Exercise instructions :: For the listing below, give the count of lines containing the string "межгосударственные" and nothing else.

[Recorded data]
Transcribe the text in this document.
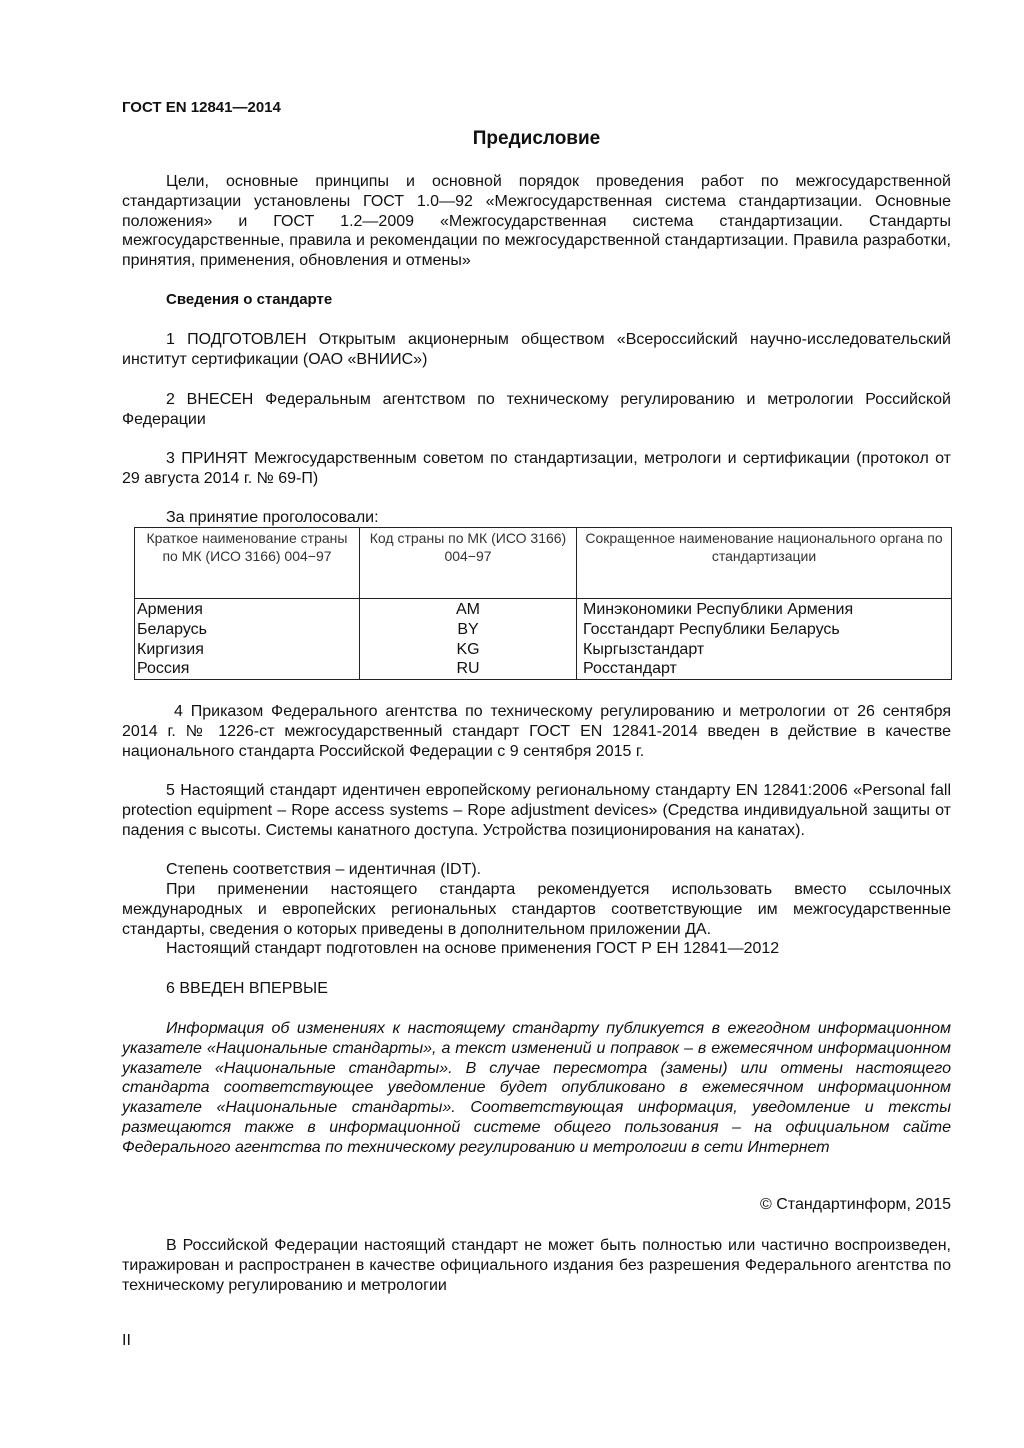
ГОСТ EN 12841—2014
Предисловие

Цели, основные принципы и основной порядок проведения работ по межгосударственной стандартизации установлены ГОСТ 1.0—92 «Межгосударственная система стандартизации. Основные положения» и ГОСТ 1.2—2009 «Межгосударственная система стандартизации. Стандарты межгосударственные, правила и рекомендации по межгосударственной стандартизации. Правила разработки, принятия, применения, обновления и отмены»

Сведения о стандарте

1 ПОДГОТОВЛЕН Открытым акционерным обществом «Всероссийский научно-исследовательский институт сертификации (ОАО «ВНИИС»)

2 ВНЕСЕН Федеральным агентством по техническому регулированию и метрологии Российской Федерации

3 ПРИНЯТ Межгосударственным советом по стандартизации, метрологи и сертификации (протокол от 29 августа 2014 г. № 69-П)

За принятие проголосовали:
Краткое наименование страны по МК (ИСО 3166) 004−97	Код страны по МК (ИСО 3166) 004−97	Сокращенное наименование национального органа по стандартизации
Армения	AM	Минэкономики Республики Армения
Беларусь	BY	Госстандарт Республики Беларусь
Киргизия	KG	Кыргызстандарт
Россия	RU	Росстандарт

4 Приказом Федерального агентства по техническому регулированию и метрологии от 26 сентября 2014 г. № 1226-ст межгосударственный стандарт ГОСТ EN 12841-2014 введен в действие в качестве национального стандарта Российской Федерации с 9 сентября 2015 г.

5 Настоящий стандарт идентичен европейскому региональному стандарту EN 12841:2006 «Personal fall protection equipment – Rope access systems – Rope adjustment devices» (Средства индивидуальной защиты от падения с высоты. Системы канатного доступа. Устройства позиционирования на канатах).

Степень соответствия – идентичная (IDT).

При применении настоящего стандарта рекомендуется использовать вместо ссылочных международных и европейских региональных стандартов соответствующие им межгосударственные стандарты, сведения о которых приведены в дополнительном приложении ДА.

Настоящий стандарт подготовлен на основе применения ГОСТ Р ЕН 12841—2012

6 ВВЕДЕН ВПЕРВЫЕ

Информация об изменениях к настоящему стандарту публикуется в ежегодном информационном указателе «Национальные стандарты», а текст изменений и поправок – в ежемесячном информационном указателе «Национальные стандарты». В случае пересмотра (замены) или отмены настоящего стандарта соответствующее уведомление будет опубликовано в ежемесячном информационном указателе «Национальные стандарты». Соответствующая информация, уведомление и тексты размещаются также в информационной системе общего пользования – на официальном сайте Федерального агентства по техническому регулированию и метрологии в сети Интернет

© Стандартинформ, 2015

В Российской Федерации настоящий стандарт не может быть полностью или частично воспроизведен, тиражирован и распространен в качестве официального издания без разрешения Федерального агентства по техническому регулированию и метрологии

II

Task output :: 2